> WORK TO DO: Copy out each line of the data holding "JSON".

Records that describe figures:
>> start
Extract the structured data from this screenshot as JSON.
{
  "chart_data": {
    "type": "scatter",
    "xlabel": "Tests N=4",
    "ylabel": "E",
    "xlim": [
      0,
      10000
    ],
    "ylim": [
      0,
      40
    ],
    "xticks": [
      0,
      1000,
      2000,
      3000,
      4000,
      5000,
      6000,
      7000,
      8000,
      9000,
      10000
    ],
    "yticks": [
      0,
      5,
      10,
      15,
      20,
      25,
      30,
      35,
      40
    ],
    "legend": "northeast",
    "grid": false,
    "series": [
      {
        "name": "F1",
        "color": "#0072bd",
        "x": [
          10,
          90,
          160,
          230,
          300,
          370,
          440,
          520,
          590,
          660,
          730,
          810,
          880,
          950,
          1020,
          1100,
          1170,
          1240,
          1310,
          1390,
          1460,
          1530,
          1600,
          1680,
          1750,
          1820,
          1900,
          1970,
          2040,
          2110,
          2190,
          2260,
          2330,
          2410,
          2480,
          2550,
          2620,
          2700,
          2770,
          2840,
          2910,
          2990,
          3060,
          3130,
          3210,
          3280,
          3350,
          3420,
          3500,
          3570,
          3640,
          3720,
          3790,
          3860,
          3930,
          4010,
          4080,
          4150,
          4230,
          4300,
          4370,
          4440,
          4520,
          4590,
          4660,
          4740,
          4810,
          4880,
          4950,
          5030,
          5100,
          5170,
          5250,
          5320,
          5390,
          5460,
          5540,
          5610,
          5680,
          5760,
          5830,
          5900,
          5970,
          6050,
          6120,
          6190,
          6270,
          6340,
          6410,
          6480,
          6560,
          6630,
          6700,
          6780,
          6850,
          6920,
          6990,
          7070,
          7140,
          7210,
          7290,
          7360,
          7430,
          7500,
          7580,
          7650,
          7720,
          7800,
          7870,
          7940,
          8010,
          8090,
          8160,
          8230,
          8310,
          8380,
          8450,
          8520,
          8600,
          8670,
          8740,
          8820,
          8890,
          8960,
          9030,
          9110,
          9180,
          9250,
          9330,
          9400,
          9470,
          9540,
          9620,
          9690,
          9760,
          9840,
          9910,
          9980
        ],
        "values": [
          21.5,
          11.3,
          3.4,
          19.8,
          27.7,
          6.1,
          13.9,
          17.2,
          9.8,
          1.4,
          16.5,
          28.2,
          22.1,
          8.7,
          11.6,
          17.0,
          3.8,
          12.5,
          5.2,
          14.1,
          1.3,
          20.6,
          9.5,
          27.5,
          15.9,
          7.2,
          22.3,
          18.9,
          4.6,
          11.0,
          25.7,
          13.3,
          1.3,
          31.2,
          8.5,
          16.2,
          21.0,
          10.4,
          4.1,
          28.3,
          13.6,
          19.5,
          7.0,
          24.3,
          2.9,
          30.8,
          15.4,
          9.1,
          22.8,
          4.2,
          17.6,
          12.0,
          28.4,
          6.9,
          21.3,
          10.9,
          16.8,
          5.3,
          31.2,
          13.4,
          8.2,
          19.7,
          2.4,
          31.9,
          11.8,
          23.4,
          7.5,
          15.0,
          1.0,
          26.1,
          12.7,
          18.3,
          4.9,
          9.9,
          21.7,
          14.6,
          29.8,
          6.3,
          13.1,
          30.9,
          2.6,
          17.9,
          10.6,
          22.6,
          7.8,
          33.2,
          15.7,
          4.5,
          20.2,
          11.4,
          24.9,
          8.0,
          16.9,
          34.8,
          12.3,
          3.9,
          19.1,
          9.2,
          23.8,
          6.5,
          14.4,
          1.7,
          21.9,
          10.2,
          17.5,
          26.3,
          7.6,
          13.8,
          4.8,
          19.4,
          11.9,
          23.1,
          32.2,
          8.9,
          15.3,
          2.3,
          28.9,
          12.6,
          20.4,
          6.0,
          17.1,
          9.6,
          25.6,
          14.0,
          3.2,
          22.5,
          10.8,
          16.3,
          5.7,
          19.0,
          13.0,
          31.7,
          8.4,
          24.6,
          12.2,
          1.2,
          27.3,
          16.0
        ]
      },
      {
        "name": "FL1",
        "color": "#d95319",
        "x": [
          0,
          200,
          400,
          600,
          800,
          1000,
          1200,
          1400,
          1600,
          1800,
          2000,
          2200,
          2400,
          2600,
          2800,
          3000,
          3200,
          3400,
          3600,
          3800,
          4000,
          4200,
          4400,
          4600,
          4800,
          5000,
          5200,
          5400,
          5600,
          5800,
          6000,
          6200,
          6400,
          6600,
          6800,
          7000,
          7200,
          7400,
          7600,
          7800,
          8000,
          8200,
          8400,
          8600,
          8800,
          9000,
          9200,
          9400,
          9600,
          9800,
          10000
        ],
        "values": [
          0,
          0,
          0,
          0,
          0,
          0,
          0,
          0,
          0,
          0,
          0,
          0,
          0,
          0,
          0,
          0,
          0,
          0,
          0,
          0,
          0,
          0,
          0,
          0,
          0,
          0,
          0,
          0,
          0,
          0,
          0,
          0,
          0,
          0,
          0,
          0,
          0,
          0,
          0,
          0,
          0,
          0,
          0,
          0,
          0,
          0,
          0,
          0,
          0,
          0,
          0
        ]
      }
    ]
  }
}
>> end
>> start
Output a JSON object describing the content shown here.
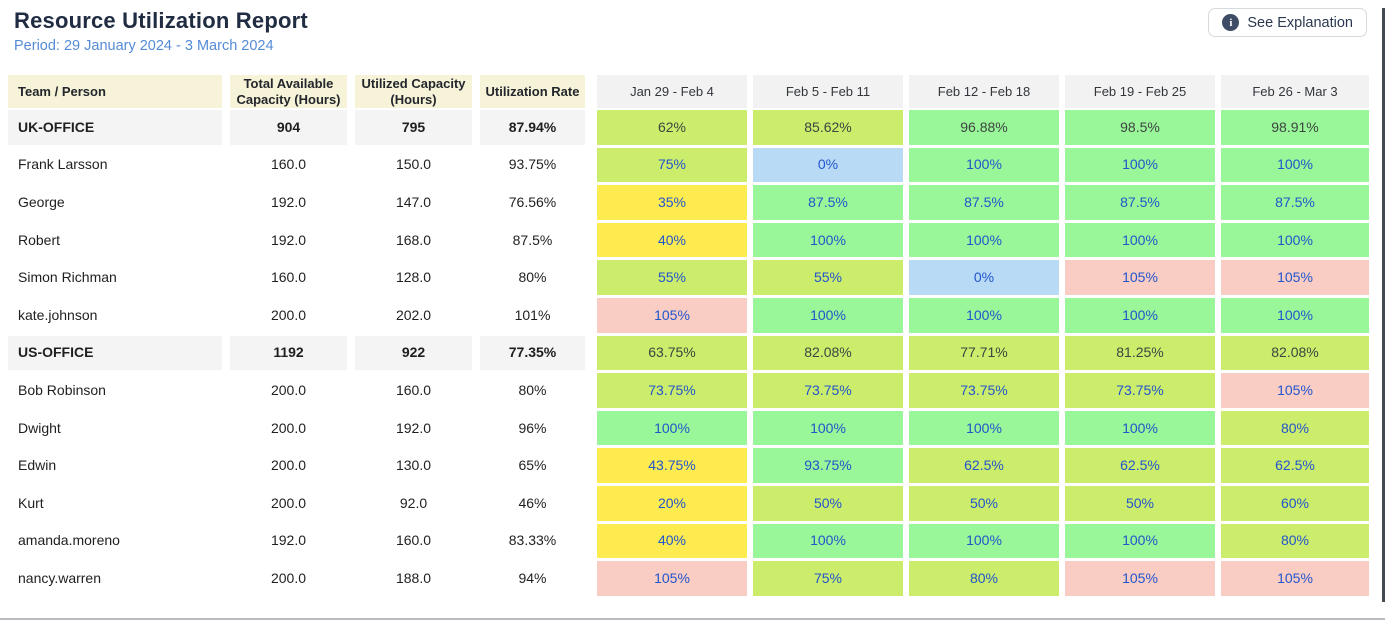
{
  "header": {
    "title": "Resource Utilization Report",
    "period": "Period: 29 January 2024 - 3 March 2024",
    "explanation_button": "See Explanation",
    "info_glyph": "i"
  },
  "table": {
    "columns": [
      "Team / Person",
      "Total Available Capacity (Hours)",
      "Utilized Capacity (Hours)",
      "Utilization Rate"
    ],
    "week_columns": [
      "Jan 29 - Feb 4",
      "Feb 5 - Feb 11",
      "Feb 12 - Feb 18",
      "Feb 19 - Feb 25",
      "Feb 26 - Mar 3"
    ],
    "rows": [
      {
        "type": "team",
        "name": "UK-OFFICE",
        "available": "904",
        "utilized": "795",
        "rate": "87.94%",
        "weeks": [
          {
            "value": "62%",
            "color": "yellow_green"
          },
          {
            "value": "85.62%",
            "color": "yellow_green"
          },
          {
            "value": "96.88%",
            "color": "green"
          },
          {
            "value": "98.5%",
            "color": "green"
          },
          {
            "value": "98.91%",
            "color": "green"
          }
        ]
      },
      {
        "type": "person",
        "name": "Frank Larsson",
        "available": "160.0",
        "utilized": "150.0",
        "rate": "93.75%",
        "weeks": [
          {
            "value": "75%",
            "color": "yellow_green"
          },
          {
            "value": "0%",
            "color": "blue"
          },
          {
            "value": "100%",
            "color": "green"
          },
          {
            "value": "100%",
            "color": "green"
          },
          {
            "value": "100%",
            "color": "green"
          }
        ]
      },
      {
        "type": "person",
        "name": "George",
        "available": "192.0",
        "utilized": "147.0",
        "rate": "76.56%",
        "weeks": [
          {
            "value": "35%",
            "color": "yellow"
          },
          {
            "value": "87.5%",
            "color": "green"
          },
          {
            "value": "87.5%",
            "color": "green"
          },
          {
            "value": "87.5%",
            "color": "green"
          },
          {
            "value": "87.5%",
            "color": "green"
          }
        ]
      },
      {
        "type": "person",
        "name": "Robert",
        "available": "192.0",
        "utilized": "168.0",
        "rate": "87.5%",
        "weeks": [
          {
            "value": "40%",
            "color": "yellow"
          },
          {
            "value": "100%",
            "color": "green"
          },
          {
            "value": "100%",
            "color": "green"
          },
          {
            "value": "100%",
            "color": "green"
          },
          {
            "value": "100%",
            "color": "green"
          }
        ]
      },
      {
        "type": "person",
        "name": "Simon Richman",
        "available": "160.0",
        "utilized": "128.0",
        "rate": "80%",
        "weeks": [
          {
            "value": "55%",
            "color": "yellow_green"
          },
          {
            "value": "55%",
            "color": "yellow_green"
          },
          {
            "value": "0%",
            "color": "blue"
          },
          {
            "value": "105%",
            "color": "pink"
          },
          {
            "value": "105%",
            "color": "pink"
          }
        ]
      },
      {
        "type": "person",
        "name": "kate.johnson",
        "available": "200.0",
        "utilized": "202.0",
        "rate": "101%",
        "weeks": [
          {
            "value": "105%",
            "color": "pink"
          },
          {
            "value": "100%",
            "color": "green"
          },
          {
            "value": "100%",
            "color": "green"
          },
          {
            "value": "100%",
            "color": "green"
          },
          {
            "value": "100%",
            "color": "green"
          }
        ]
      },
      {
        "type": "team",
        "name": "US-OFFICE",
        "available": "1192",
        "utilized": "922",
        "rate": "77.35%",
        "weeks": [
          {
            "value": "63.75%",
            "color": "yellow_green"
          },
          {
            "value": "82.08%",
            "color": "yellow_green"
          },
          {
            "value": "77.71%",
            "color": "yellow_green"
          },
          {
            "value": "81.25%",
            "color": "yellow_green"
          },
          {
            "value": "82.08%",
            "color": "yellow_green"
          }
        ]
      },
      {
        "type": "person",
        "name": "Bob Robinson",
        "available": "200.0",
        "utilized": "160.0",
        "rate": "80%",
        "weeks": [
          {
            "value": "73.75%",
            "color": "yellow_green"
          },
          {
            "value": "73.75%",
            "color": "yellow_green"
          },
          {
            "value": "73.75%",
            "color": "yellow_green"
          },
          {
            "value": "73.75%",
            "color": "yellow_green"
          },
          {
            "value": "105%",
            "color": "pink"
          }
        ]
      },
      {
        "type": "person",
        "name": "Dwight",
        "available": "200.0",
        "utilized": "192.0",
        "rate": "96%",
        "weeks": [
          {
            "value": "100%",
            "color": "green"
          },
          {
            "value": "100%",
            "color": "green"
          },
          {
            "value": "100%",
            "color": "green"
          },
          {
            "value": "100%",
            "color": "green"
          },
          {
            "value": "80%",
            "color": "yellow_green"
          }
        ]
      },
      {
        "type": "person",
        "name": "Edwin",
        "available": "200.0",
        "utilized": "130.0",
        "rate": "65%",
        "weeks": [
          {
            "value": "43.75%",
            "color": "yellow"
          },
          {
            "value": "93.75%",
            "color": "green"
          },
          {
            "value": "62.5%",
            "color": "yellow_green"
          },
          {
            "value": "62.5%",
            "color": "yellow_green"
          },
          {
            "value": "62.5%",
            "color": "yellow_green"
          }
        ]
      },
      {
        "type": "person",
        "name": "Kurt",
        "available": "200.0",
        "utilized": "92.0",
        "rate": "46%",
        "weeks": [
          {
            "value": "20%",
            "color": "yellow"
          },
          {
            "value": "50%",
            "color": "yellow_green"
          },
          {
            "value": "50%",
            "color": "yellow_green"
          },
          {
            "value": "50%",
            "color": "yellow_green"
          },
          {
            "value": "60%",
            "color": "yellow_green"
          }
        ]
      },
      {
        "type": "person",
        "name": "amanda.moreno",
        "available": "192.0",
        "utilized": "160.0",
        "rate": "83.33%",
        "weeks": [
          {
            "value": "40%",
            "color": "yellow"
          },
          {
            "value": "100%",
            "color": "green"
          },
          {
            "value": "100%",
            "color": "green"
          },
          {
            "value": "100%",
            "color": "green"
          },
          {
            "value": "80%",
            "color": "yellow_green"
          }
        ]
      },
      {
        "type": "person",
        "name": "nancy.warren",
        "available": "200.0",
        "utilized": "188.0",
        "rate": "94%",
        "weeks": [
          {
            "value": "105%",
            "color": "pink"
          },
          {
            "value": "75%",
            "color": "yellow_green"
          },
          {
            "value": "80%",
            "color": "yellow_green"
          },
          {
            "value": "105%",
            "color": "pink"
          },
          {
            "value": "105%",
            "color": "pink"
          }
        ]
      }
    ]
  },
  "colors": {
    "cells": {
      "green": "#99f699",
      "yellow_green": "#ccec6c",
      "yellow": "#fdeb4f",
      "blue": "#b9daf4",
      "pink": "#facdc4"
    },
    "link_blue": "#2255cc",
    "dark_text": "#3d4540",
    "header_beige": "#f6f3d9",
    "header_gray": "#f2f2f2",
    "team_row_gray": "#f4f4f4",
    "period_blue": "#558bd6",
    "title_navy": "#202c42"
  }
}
>> end
> THE COMPLETED TASK:
Extract the structured data from this screenshot as JSON.
Output a JSON object describing the content shown here.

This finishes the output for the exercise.